## Start Supplied entries

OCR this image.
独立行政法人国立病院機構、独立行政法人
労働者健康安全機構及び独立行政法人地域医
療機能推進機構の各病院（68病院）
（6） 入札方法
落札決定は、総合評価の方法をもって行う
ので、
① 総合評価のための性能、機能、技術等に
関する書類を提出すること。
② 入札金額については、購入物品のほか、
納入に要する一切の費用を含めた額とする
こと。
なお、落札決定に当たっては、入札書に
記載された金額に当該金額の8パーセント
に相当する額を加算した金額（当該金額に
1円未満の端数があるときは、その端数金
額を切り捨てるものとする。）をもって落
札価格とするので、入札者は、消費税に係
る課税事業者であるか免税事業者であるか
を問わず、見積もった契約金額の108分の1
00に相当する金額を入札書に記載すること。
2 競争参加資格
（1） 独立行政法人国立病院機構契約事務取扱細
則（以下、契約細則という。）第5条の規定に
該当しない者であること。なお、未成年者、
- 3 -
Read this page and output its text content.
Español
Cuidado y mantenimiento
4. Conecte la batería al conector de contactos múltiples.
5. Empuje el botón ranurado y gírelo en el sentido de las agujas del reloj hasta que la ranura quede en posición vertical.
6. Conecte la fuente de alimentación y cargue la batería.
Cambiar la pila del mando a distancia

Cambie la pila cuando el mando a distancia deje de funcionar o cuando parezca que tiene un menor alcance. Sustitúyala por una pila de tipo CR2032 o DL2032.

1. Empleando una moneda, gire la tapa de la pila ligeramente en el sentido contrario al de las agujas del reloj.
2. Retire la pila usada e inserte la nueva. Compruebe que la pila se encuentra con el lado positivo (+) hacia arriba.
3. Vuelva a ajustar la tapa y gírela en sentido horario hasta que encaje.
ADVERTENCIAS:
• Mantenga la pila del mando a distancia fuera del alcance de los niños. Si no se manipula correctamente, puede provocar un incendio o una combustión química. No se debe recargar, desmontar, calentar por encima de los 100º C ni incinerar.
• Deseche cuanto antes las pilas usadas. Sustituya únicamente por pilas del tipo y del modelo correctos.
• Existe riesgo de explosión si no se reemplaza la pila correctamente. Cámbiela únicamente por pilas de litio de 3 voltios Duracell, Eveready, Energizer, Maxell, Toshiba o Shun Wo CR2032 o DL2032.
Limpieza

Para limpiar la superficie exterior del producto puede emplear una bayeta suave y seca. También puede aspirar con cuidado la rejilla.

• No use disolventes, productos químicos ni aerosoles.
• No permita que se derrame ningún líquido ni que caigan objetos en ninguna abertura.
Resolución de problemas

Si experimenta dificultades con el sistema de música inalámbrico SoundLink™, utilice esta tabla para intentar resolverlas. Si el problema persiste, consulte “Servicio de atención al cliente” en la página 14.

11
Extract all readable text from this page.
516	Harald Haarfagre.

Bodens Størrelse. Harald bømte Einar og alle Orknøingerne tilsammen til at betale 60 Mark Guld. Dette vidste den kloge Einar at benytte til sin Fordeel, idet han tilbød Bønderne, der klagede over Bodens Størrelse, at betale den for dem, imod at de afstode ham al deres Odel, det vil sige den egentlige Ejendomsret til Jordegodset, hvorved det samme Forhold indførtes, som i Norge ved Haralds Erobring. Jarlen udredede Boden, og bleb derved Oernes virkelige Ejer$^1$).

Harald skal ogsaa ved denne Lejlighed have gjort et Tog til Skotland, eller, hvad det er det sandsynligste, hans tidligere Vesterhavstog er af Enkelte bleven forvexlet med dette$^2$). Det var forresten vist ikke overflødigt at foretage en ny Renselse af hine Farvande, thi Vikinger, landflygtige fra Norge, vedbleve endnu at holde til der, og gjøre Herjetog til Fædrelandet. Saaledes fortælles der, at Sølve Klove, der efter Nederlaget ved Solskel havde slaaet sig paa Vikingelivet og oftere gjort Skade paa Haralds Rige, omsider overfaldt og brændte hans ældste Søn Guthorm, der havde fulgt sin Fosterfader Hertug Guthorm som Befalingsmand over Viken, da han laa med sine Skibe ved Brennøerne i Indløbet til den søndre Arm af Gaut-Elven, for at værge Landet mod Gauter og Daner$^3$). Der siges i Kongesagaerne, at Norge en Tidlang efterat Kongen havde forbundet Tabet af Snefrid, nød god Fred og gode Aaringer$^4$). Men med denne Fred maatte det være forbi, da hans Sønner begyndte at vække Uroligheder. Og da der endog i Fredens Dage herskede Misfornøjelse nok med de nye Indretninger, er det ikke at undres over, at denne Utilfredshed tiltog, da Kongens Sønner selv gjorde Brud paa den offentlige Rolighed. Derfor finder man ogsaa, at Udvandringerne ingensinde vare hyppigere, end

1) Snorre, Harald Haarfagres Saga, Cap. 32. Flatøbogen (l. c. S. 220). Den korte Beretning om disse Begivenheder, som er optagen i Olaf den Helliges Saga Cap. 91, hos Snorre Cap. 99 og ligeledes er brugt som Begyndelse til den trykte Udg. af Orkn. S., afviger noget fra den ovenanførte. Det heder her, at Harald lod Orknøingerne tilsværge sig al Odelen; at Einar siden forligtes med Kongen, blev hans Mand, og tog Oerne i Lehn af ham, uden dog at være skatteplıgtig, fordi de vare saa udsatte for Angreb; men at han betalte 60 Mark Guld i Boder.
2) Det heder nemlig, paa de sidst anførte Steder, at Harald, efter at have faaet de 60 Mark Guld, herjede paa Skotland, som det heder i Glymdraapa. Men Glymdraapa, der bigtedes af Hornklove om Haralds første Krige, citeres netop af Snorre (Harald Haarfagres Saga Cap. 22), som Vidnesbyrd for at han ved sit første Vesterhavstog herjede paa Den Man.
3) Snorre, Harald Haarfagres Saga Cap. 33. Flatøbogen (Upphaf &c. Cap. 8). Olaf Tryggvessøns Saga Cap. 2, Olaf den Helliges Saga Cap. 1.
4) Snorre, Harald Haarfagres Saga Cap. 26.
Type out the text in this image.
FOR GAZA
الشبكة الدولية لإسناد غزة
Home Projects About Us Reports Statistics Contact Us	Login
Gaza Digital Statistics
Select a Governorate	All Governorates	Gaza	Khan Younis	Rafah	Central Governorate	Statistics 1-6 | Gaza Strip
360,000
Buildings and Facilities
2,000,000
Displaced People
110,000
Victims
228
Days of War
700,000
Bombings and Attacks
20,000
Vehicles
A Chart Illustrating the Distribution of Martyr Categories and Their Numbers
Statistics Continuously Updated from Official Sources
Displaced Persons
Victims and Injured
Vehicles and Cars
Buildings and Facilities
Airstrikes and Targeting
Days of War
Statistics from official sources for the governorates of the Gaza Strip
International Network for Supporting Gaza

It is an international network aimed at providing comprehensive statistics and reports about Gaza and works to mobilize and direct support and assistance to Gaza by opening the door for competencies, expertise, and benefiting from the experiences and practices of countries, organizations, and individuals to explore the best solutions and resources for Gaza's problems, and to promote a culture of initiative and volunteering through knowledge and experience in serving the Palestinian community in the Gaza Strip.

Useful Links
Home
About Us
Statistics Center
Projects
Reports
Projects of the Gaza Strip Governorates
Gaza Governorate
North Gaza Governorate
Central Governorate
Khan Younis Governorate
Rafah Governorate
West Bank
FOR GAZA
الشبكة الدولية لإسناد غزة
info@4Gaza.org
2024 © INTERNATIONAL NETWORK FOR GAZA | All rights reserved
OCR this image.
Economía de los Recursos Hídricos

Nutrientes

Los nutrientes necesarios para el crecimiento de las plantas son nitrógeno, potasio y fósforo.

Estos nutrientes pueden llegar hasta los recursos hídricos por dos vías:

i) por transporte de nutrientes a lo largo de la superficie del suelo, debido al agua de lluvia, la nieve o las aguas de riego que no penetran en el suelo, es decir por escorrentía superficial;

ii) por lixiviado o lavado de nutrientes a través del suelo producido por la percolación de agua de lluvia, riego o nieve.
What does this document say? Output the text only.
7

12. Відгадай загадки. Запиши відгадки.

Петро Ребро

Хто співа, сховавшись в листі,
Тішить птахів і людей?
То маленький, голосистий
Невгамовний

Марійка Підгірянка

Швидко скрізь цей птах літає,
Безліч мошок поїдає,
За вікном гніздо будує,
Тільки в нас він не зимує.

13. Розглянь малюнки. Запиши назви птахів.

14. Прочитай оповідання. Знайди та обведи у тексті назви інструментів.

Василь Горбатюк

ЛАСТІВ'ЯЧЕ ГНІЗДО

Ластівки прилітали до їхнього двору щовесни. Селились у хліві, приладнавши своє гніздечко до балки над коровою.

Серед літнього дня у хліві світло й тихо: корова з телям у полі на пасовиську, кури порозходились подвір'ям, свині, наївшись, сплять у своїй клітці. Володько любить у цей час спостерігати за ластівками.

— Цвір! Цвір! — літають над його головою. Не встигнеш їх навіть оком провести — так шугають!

## End Supplied entries

Copy out every line in the listing where the word "riego" appears.

▶ _Full solution_:
i) por transporte de nutrientes a lo largo de la superficie del suelo, debido al agua de lluvia, la nieve o las aguas de riego que no penetran en el suelo, es decir por escorrentía superficial;
ii) por lixiviado o lavado de nutrientes a través del suelo producido por la percolación de agua de lluvia, riego o nieve.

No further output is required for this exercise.